[Stored data entries]
·····

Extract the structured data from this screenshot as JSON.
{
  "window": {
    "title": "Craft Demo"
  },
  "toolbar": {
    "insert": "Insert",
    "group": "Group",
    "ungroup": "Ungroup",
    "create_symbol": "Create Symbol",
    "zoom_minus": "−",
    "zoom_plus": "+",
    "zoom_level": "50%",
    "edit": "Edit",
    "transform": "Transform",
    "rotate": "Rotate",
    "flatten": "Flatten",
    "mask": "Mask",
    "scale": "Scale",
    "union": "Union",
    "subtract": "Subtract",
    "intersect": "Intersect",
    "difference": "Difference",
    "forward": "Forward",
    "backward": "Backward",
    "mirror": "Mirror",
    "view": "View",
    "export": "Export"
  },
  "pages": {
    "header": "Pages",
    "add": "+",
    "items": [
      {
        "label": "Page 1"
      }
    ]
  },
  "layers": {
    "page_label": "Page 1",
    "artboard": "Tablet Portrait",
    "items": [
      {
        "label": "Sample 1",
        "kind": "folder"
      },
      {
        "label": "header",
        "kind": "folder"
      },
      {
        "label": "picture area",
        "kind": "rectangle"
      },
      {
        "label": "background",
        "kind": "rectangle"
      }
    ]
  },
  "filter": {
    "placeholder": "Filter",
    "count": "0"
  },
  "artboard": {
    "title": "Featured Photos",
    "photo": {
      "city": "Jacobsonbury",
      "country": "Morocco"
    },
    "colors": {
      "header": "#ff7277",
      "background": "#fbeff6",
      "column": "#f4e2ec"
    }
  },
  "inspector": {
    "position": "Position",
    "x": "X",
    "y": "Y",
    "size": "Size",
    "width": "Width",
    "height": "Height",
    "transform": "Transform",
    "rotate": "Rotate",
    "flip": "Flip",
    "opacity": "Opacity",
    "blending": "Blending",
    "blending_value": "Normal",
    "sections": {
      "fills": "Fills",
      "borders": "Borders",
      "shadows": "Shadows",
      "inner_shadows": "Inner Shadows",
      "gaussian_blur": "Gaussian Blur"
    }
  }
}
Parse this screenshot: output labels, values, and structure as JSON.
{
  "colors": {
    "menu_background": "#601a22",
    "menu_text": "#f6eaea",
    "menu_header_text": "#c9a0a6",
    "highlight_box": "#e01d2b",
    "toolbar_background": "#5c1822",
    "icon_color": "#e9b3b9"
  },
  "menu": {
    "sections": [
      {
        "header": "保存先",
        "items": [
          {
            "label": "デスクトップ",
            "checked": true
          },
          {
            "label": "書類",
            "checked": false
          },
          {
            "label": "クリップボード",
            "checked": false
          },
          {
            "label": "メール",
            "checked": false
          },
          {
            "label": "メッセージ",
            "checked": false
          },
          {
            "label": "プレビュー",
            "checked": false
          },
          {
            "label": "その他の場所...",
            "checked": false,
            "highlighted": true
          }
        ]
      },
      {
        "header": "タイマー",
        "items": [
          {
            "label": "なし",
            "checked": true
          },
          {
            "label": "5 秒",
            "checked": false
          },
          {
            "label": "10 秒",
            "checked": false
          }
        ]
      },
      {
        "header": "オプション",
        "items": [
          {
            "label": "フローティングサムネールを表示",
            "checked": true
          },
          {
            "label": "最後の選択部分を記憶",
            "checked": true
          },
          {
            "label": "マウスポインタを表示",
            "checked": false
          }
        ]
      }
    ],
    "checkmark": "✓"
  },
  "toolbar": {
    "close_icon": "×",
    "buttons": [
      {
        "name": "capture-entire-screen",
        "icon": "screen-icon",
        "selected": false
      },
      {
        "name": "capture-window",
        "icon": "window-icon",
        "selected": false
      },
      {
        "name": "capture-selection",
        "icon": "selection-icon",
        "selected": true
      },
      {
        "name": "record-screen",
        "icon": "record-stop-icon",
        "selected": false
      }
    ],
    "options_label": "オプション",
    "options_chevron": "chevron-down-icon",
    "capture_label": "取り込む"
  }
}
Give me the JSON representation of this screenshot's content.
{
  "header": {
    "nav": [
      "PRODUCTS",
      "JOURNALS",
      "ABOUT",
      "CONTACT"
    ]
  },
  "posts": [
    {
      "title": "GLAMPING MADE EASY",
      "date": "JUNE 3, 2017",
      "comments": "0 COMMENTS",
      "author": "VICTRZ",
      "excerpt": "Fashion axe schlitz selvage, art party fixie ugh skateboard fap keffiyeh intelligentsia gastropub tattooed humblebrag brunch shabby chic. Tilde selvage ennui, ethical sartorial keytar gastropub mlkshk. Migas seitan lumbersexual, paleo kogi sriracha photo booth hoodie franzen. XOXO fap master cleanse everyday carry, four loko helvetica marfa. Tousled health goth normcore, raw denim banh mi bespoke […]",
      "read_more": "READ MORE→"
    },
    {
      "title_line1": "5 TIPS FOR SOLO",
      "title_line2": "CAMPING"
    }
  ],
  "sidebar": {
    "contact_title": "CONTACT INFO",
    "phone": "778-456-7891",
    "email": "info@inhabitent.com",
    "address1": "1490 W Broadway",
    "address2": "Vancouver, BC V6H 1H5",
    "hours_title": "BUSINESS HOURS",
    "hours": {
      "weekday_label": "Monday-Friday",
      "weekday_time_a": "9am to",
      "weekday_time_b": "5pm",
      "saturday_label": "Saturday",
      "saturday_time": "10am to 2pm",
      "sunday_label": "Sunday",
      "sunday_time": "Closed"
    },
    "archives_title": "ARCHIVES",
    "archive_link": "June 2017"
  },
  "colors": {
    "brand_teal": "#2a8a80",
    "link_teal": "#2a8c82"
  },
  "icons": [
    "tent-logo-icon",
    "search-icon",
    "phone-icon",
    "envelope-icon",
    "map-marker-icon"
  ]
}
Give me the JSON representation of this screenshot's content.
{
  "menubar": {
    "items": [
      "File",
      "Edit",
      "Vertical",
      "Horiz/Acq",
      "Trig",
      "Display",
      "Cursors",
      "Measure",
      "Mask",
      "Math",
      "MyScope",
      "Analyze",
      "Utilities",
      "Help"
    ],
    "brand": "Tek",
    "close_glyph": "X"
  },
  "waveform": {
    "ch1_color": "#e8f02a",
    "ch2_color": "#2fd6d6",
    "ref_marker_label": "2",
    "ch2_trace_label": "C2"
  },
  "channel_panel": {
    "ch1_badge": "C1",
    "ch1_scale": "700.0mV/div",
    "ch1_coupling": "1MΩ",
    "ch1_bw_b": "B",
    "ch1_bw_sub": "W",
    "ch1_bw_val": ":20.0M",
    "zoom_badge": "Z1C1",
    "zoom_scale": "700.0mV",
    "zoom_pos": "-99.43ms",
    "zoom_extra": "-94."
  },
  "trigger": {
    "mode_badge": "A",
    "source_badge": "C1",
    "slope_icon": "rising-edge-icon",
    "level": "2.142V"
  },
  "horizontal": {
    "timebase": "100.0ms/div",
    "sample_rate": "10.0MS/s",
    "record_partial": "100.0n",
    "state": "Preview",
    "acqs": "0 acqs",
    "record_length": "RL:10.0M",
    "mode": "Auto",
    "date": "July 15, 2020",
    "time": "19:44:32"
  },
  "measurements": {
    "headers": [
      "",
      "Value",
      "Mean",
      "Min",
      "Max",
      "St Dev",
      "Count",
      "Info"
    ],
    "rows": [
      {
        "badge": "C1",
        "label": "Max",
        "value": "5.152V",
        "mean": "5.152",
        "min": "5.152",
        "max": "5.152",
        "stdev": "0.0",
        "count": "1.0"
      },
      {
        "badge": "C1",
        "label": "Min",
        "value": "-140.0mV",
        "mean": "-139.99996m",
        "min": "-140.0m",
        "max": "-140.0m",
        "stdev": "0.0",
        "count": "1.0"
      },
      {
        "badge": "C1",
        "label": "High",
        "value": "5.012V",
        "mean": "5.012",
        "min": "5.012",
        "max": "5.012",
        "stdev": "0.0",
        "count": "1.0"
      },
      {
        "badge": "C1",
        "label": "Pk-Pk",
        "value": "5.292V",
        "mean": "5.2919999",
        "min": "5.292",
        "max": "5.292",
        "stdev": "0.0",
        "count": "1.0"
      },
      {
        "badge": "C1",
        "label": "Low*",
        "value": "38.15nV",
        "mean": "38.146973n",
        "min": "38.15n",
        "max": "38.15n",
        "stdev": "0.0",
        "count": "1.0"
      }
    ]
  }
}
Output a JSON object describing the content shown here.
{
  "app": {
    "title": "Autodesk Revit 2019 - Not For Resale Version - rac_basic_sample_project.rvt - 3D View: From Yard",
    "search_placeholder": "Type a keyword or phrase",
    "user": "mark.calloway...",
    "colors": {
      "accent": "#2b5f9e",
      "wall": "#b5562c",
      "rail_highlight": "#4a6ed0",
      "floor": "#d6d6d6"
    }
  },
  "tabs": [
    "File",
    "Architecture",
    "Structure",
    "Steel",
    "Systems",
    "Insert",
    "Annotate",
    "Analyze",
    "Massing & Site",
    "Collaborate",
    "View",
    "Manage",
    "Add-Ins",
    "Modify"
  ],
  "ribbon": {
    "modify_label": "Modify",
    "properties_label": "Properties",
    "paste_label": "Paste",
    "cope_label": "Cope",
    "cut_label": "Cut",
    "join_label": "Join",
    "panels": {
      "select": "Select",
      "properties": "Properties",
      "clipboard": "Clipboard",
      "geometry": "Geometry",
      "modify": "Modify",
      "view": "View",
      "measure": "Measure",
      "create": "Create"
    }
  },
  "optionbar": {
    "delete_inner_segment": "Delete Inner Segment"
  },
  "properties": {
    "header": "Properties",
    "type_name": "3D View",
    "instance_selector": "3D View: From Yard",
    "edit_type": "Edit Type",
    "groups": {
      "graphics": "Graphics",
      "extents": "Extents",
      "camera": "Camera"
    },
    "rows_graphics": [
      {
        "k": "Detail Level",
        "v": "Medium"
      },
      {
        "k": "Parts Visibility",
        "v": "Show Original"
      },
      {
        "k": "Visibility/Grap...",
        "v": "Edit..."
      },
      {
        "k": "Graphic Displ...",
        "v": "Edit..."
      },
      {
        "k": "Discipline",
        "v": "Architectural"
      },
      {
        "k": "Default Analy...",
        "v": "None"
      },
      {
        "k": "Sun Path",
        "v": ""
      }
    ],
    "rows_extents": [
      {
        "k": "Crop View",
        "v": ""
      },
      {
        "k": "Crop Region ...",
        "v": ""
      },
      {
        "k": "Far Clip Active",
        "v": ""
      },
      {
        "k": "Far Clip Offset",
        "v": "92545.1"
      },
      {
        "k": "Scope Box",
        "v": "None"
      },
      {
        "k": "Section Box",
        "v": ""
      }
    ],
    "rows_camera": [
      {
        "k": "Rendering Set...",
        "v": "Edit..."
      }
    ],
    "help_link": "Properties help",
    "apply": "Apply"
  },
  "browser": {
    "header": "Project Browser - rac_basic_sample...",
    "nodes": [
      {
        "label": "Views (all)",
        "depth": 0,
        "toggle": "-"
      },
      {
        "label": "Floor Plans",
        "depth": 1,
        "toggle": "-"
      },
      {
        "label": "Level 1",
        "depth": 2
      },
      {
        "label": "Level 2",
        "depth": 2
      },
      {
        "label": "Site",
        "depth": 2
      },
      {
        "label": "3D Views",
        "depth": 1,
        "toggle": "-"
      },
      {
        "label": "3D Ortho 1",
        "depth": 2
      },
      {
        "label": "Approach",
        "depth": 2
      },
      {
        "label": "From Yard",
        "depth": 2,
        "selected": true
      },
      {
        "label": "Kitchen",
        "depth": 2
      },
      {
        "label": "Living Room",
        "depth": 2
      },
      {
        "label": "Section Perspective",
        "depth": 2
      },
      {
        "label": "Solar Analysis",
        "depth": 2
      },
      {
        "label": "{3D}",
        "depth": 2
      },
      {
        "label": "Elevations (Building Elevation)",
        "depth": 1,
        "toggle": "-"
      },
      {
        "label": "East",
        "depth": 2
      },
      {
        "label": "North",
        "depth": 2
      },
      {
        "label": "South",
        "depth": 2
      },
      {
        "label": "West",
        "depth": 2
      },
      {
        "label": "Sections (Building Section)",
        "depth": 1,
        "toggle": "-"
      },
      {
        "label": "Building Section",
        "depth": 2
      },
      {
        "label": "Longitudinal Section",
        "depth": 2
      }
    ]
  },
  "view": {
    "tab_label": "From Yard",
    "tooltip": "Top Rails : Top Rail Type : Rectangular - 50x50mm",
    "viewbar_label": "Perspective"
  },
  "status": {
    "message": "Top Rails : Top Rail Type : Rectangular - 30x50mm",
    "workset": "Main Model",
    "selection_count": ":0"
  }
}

·····

The exercise ::
Copy out each line in the preceding records that contains "screenshot".

The response ::
Extract the structured data from this screenshot as JSON.
Parse this screenshot: output labels, values, and structure as JSON.
Give me the JSON representation of this screenshot's content.
Give me the JSON representation of this screenshot's content.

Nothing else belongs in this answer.